All lines below must be repeated exactly, with the pictures omitted.

# EXERCISE MATERIAL

··········

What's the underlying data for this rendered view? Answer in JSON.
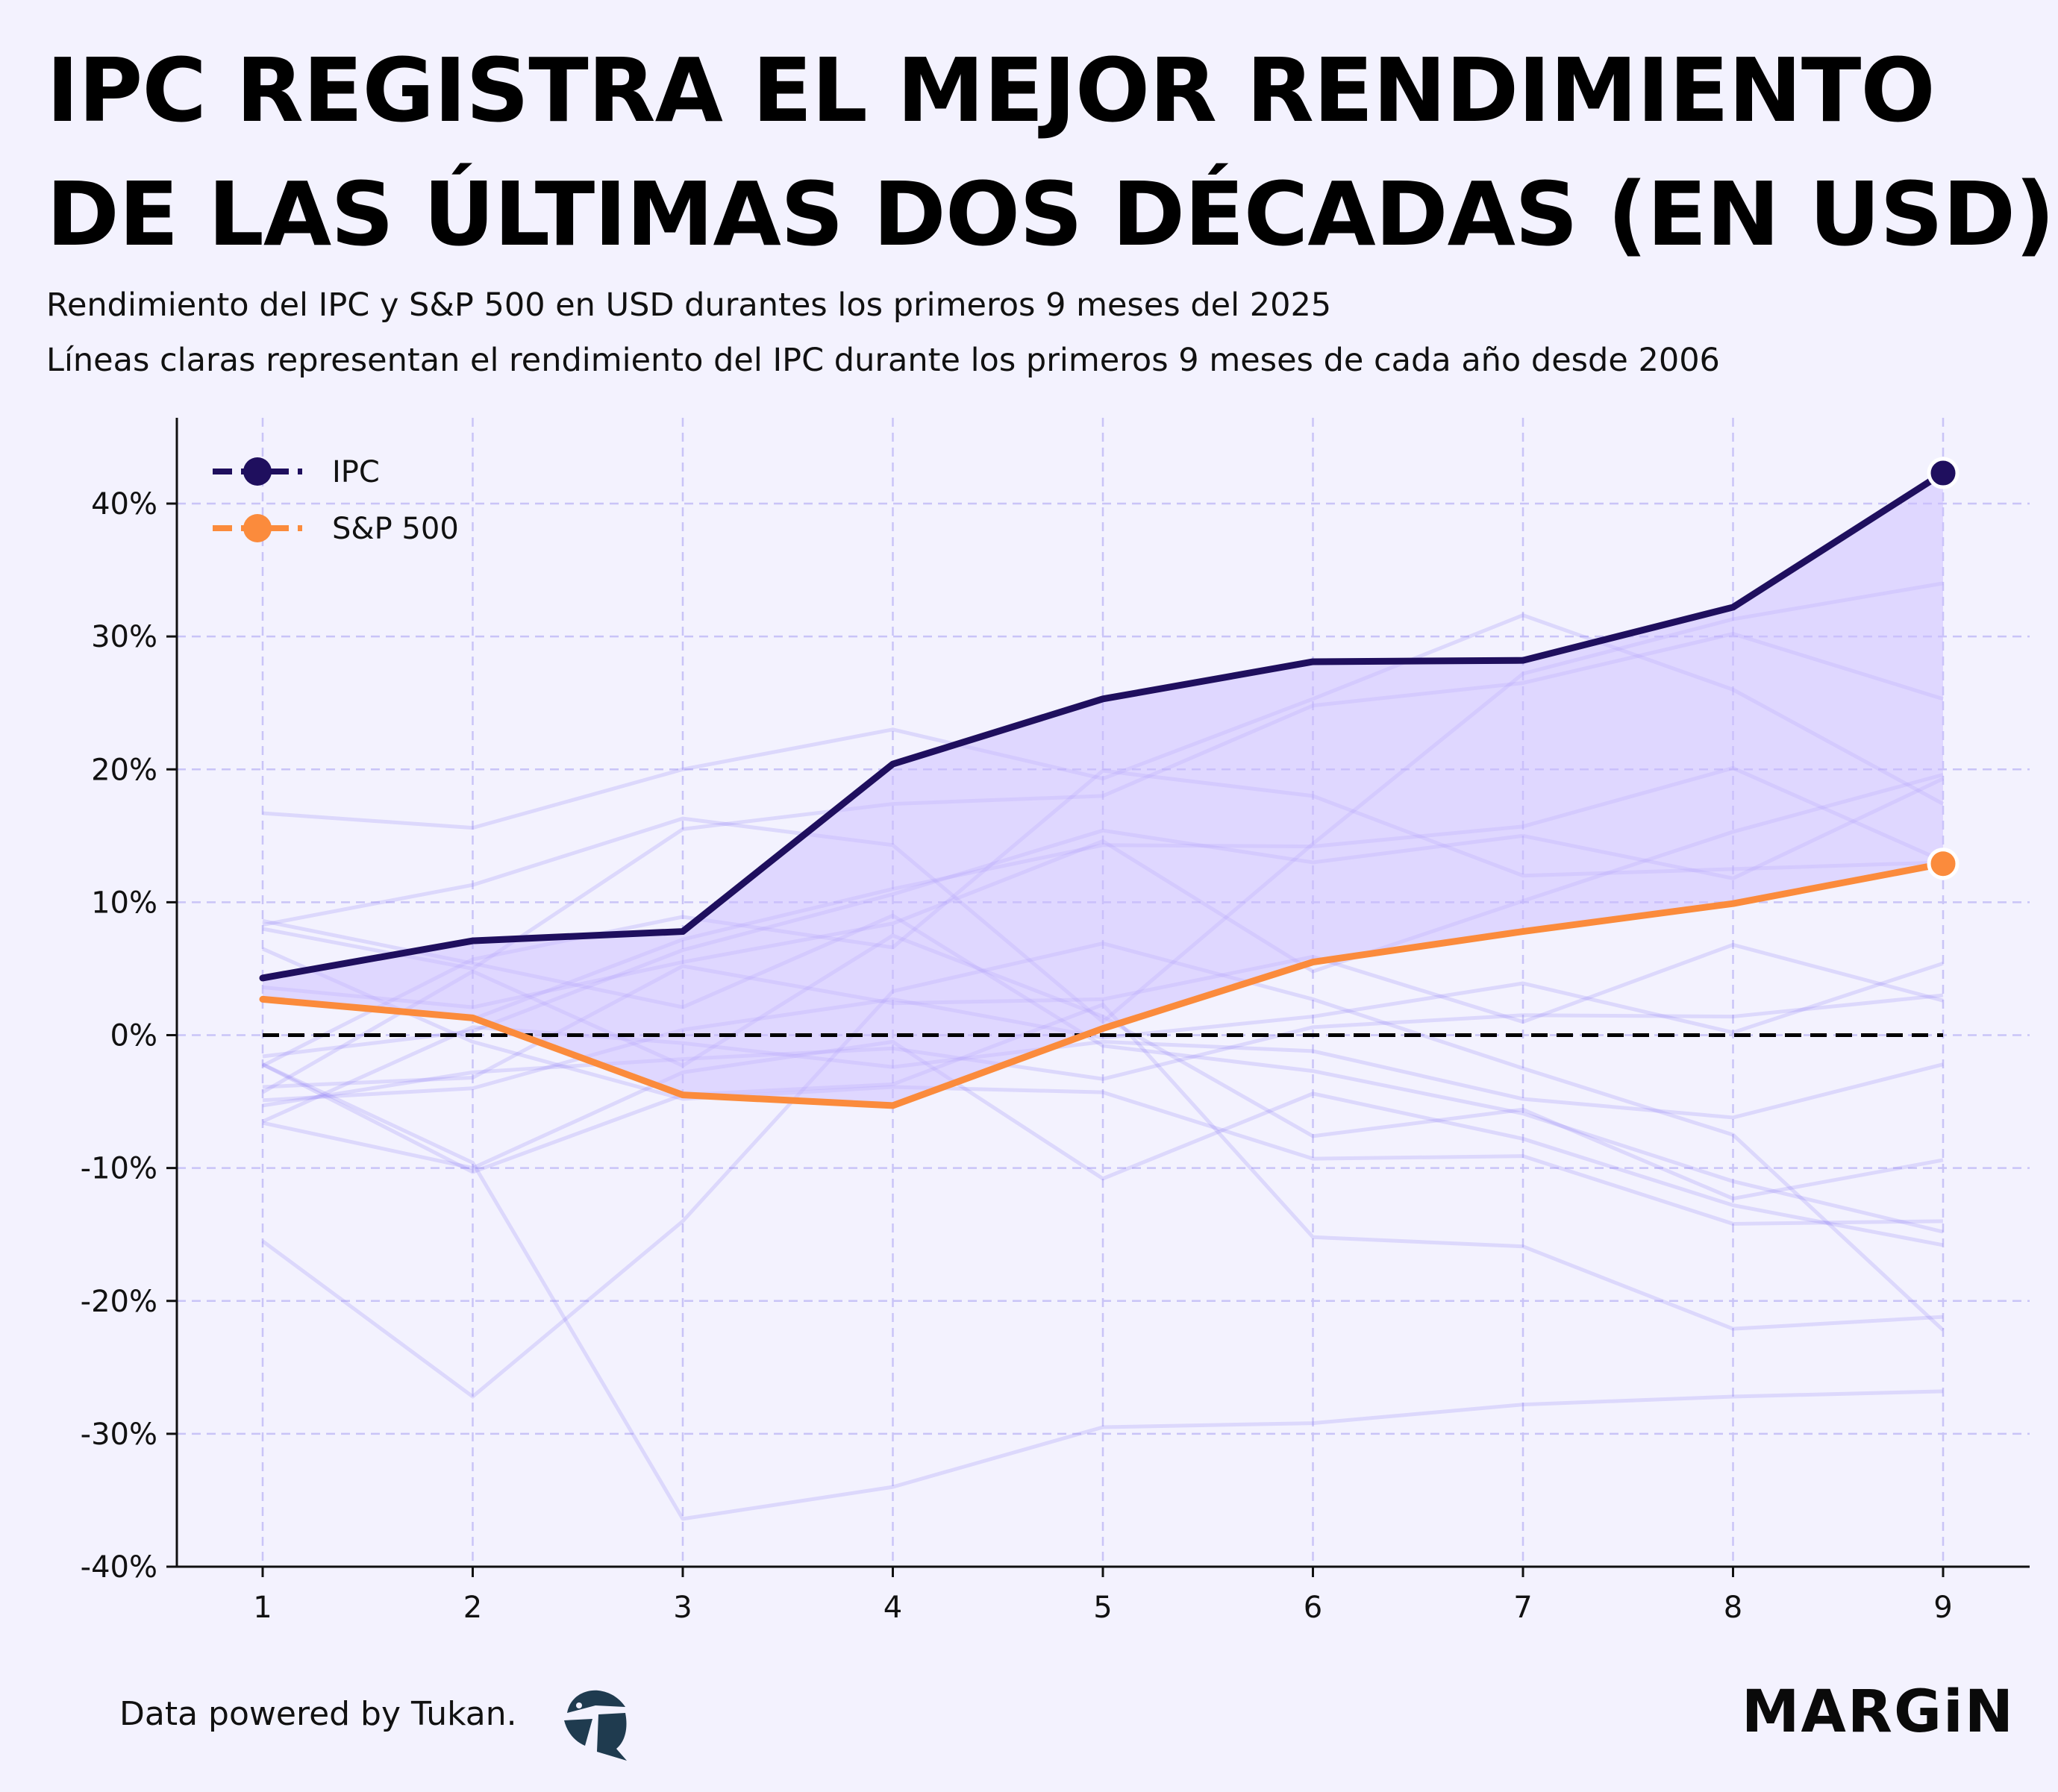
{
  "header": {
    "title_line1": "IPC REGISTRA EL MEJOR RENDIMIENTO",
    "title_line2": "DE LAS ÚLTIMAS DOS DÉCADAS (EN USD)",
    "subtitle_line1": "Rendimiento del IPC y S&P 500 en USD durantes los primeros 9 meses del 2025",
    "subtitle_line2": "Líneas claras representan el rendimiento del IPC durante los primeros 9 meses de cada año desde 2006"
  },
  "footer": {
    "credit": "Data powered by Tukan.",
    "brand": "MARGiN",
    "logo_icon": "tukan-bird-icon"
  },
  "colors": {
    "background": "#f3f2fe",
    "ipc": "#1f0f5e",
    "sp500": "#fb8b3c",
    "fill": "#cbbcff",
    "history": "#8f7cf5",
    "grid": "#c9c4f7",
    "zero_line": "#000000"
  },
  "chart_data": {
    "type": "line",
    "x": [
      1,
      2,
      3,
      4,
      5,
      6,
      7,
      8,
      9
    ],
    "xlabel": "",
    "ylabel": "",
    "ylim": [
      -40,
      45
    ],
    "yticks": [
      40,
      30,
      20,
      10,
      0,
      -10,
      -20,
      -30,
      -40
    ],
    "ytick_labels": [
      "40%",
      "30%",
      "20%",
      "10%",
      "0%",
      "-10%",
      "-20%",
      "-30%",
      "-40%"
    ],
    "xtick_labels": [
      "1",
      "2",
      "3",
      "4",
      "5",
      "6",
      "7",
      "8",
      "9"
    ],
    "grid": true,
    "legend_position": "top-left",
    "zero_reference": "dashed line at 0%",
    "fill_between": "IPC and S&P 500",
    "series": [
      {
        "name": "IPC",
        "values": [
          4.3,
          7.1,
          7.8,
          20.4,
          25.3,
          28.1,
          28.2,
          32.2,
          42.3
        ]
      },
      {
        "name": "S&P 500",
        "values": [
          2.7,
          1.3,
          -4.5,
          -5.3,
          0.5,
          5.5,
          7.8,
          9.9,
          12.9
        ]
      }
    ],
    "history_series": [
      [
        16.7,
        15.6,
        20.0,
        23.0,
        19.3,
        25.3,
        31.6,
        26.0,
        17.4
      ],
      [
        8.3,
        11.3,
        16.3,
        14.3,
        1.0,
        14.4,
        27.2,
        31.3,
        34.0
      ],
      [
        8.0,
        5.0,
        15.5,
        17.4,
        18.0,
        24.8,
        26.5,
        30.2,
        25.3
      ],
      [
        2.6,
        1.2,
        7.2,
        11.0,
        14.3,
        14.2,
        15.7,
        20.1,
        13.1
      ],
      [
        -1.6,
        0.3,
        6.4,
        10.6,
        15.4,
        13.0,
        15.0,
        11.8,
        19.3
      ],
      [
        -2.3,
        5.7,
        8.9,
        6.6,
        19.9,
        18.0,
        12.0,
        12.5,
        13.0
      ],
      [
        3.6,
        2.1,
        5.5,
        8.4,
        14.6,
        4.8,
        10.1,
        15.3,
        19.6
      ],
      [
        -3.9,
        -3.2,
        5.2,
        2.4,
        2.7,
        5.9,
        1.0,
        6.8,
        2.6
      ],
      [
        -4.9,
        -4.0,
        0.4,
        2.7,
        -0.2,
        1.4,
        3.9,
        0.2,
        5.4
      ],
      [
        -5.3,
        -2.8,
        -1.8,
        -1.0,
        -3.3,
        0.6,
        1.5,
        1.4,
        3.0
      ],
      [
        -6.5,
        0.6,
        -0.6,
        -2.4,
        -0.5,
        -1.2,
        -4.8,
        -6.2,
        -2.2
      ],
      [
        8.6,
        5.4,
        2.1,
        9.0,
        -0.8,
        -2.7,
        -5.9,
        -11.0,
        -14.8
      ],
      [
        -4.3,
        4.8,
        -2.3,
        7.5,
        1.4,
        -7.6,
        -5.6,
        -12.3,
        -9.4
      ],
      [
        6.5,
        -0.5,
        -4.8,
        -3.9,
        -4.3,
        -9.3,
        -9.1,
        -14.2,
        -14.0
      ],
      [
        -6.6,
        -10.0,
        -2.8,
        -0.5,
        -10.8,
        -4.4,
        -7.8,
        -12.8,
        -15.8
      ],
      [
        -2.2,
        -10.3,
        -4.5,
        -3.7,
        2.3,
        -15.2,
        -15.9,
        -22.1,
        -21.2
      ],
      [
        -15.5,
        -27.2,
        -14.0,
        3.3,
        6.9,
        2.7,
        -2.5,
        -7.5,
        -22.2
      ],
      [
        -2.2,
        -9.6,
        -36.4,
        -34.0,
        -29.5,
        -29.2,
        -27.8,
        -27.2,
        -26.8
      ]
    ]
  }
}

··········

# COMPLETE RESPONSE
What's the underlying data for this rendered view? Answer in JSON.
{
  "header": {
    "title_line1": "IPC REGISTRA EL MEJOR RENDIMIENTO",
    "title_line2": "DE LAS ÚLTIMAS DOS DÉCADAS (EN USD)",
    "subtitle_line1": "Rendimiento del IPC y S&P 500 en USD durantes los primeros 9 meses del 2025",
    "subtitle_line2": "Líneas claras representan el rendimiento del IPC durante los primeros 9 meses de cada año desde 2006"
  },
  "footer": {
    "credit": "Data powered by Tukan.",
    "brand": "MARGiN",
    "logo_icon": "tukan-bird-icon"
  },
  "colors": {
    "background": "#f3f2fe",
    "ipc": "#1f0f5e",
    "sp500": "#fb8b3c",
    "fill": "#cbbcff",
    "history": "#8f7cf5",
    "grid": "#c9c4f7",
    "zero_line": "#000000"
  },
  "chart_data": {
    "type": "line",
    "x": [
      1,
      2,
      3,
      4,
      5,
      6,
      7,
      8,
      9
    ],
    "xlabel": "",
    "ylabel": "",
    "ylim": [
      -40,
      45
    ],
    "yticks": [
      40,
      30,
      20,
      10,
      0,
      -10,
      -20,
      -30,
      -40
    ],
    "ytick_labels": [
      "40%",
      "30%",
      "20%",
      "10%",
      "0%",
      "-10%",
      "-20%",
      "-30%",
      "-40%"
    ],
    "xtick_labels": [
      "1",
      "2",
      "3",
      "4",
      "5",
      "6",
      "7",
      "8",
      "9"
    ],
    "grid": true,
    "legend_position": "top-left",
    "zero_reference": "dashed line at 0%",
    "fill_between": "IPC and S&P 500",
    "series": [
      {
        "name": "IPC",
        "values": [
          4.3,
          7.1,
          7.8,
          20.4,
          25.3,
          28.1,
          28.2,
          32.2,
          42.3
        ]
      },
      {
        "name": "S&P 500",
        "values": [
          2.7,
          1.3,
          -4.5,
          -5.3,
          0.5,
          5.5,
          7.8,
          9.9,
          12.9
        ]
      }
    ],
    "history_series": [
      [
        16.7,
        15.6,
        20.0,
        23.0,
        19.3,
        25.3,
        31.6,
        26.0,
        17.4
      ],
      [
        8.3,
        11.3,
        16.3,
        14.3,
        1.0,
        14.4,
        27.2,
        31.3,
        34.0
      ],
      [
        8.0,
        5.0,
        15.5,
        17.4,
        18.0,
        24.8,
        26.5,
        30.2,
        25.3
      ],
      [
        2.6,
        1.2,
        7.2,
        11.0,
        14.3,
        14.2,
        15.7,
        20.1,
        13.1
      ],
      [
        -1.6,
        0.3,
        6.4,
        10.6,
        15.4,
        13.0,
        15.0,
        11.8,
        19.3
      ],
      [
        -2.3,
        5.7,
        8.9,
        6.6,
        19.9,
        18.0,
        12.0,
        12.5,
        13.0
      ],
      [
        3.6,
        2.1,
        5.5,
        8.4,
        14.6,
        4.8,
        10.1,
        15.3,
        19.6
      ],
      [
        -3.9,
        -3.2,
        5.2,
        2.4,
        2.7,
        5.9,
        1.0,
        6.8,
        2.6
      ],
      [
        -4.9,
        -4.0,
        0.4,
        2.7,
        -0.2,
        1.4,
        3.9,
        0.2,
        5.4
      ],
      [
        -5.3,
        -2.8,
        -1.8,
        -1.0,
        -3.3,
        0.6,
        1.5,
        1.4,
        3.0
      ],
      [
        -6.5,
        0.6,
        -0.6,
        -2.4,
        -0.5,
        -1.2,
        -4.8,
        -6.2,
        -2.2
      ],
      [
        8.6,
        5.4,
        2.1,
        9.0,
        -0.8,
        -2.7,
        -5.9,
        -11.0,
        -14.8
      ],
      [
        -4.3,
        4.8,
        -2.3,
        7.5,
        1.4,
        -7.6,
        -5.6,
        -12.3,
        -9.4
      ],
      [
        6.5,
        -0.5,
        -4.8,
        -3.9,
        -4.3,
        -9.3,
        -9.1,
        -14.2,
        -14.0
      ],
      [
        -6.6,
        -10.0,
        -2.8,
        -0.5,
        -10.8,
        -4.4,
        -7.8,
        -12.8,
        -15.8
      ],
      [
        -2.2,
        -10.3,
        -4.5,
        -3.7,
        2.3,
        -15.2,
        -15.9,
        -22.1,
        -21.2
      ],
      [
        -15.5,
        -27.2,
        -14.0,
        3.3,
        6.9,
        2.7,
        -2.5,
        -7.5,
        -22.2
      ],
      [
        -2.2,
        -9.6,
        -36.4,
        -34.0,
        -29.5,
        -29.2,
        -27.8,
        -27.2,
        -26.8
      ]
    ]
  }
}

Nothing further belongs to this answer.